**Work to be completed:** Write the material out again exactly.
--- BEGIN Entries provided ---
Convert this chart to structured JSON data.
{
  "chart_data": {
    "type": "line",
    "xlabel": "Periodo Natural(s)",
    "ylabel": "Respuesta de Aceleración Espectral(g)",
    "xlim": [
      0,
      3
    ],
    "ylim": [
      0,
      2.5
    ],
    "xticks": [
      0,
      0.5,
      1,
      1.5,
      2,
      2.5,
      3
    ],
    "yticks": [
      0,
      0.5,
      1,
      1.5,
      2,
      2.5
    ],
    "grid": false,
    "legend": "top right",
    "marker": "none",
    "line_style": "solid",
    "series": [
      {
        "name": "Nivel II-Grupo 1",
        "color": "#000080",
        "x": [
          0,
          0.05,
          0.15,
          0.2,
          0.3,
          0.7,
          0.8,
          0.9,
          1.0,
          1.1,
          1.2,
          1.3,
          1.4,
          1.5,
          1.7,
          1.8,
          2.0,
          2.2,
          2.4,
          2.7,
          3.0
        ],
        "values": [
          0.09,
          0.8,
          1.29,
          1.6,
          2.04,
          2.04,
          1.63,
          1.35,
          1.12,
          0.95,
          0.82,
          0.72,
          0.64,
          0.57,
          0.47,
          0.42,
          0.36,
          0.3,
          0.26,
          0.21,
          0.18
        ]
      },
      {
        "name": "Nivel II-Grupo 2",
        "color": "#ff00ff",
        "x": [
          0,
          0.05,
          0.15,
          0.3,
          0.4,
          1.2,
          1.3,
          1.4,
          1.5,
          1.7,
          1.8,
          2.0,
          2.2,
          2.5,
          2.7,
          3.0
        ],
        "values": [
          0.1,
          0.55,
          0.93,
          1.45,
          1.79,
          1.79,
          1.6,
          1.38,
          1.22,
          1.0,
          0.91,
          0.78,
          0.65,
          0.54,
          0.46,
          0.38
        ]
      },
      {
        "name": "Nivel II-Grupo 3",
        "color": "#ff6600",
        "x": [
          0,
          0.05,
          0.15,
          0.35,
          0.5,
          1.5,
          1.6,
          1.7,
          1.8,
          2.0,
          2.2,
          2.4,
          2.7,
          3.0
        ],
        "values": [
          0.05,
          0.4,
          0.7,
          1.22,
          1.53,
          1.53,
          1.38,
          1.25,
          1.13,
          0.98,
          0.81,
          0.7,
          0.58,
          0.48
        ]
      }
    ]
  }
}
--- END Entries provided ---
**Task answer:**
Convert this chart to structured JSON data.
{
  "chart_data": {
    "type": "line",
    "xlabel": "Periodo Natural(s)",
    "ylabel": "Respuesta de Aceleración Espectral(g)",
    "xlim": [
      0,
      3
    ],
    "ylim": [
      0,
      2.5
    ],
    "xticks": [
      0,
      0.5,
      1,
      1.5,
      2,
      2.5,
      3
    ],
    "yticks": [
      0,
      0.5,
      1,
      1.5,
      2,
      2.5
    ],
    "grid": false,
    "legend": "top right",
    "marker": "none",
    "line_style": "solid",
    "series": [
      {
        "name": "Nivel II-Grupo 1",
        "color": "#000080",
        "x": [
          0,
          0.05,
          0.15,
          0.2,
          0.3,
          0.7,
          0.8,
          0.9,
          1.0,
          1.1,
          1.2,
          1.3,
          1.4,
          1.5,
          1.7,
          1.8,
          2.0,
          2.2,
          2.4,
          2.7,
          3.0
        ],
        "values": [
          0.09,
          0.8,
          1.29,
          1.6,
          2.04,
          2.04,
          1.63,
          1.35,
          1.12,
          0.95,
          0.82,
          0.72,
          0.64,
          0.57,
          0.47,
          0.42,
          0.36,
          0.3,
          0.26,
          0.21,
          0.18
        ]
      },
      {
        "name": "Nivel II-Grupo 2",
        "color": "#ff00ff",
        "x": [
          0,
          0.05,
          0.15,
          0.3,
          0.4,
          1.2,
          1.3,
          1.4,
          1.5,
          1.7,
          1.8,
          2.0,
          2.2,
          2.5,
          2.7,
          3.0
        ],
        "values": [
          0.1,
          0.55,
          0.93,
          1.45,
          1.79,
          1.79,
          1.6,
          1.38,
          1.22,
          1.0,
          0.91,
          0.78,
          0.65,
          0.54,
          0.46,
          0.38
        ]
      },
      {
        "name": "Nivel II-Grupo 3",
        "color": "#ff6600",
        "x": [
          0,
          0.05,
          0.15,
          0.35,
          0.5,
          1.5,
          1.6,
          1.7,
          1.8,
          2.0,
          2.2,
          2.4,
          2.7,
          3.0
        ],
        "values": [
          0.05,
          0.4,
          0.7,
          1.22,
          1.53,
          1.53,
          1.38,
          1.25,
          1.13,
          0.98,
          0.81,
          0.7,
          0.58,
          0.48
        ]
      }
    ]
  }
}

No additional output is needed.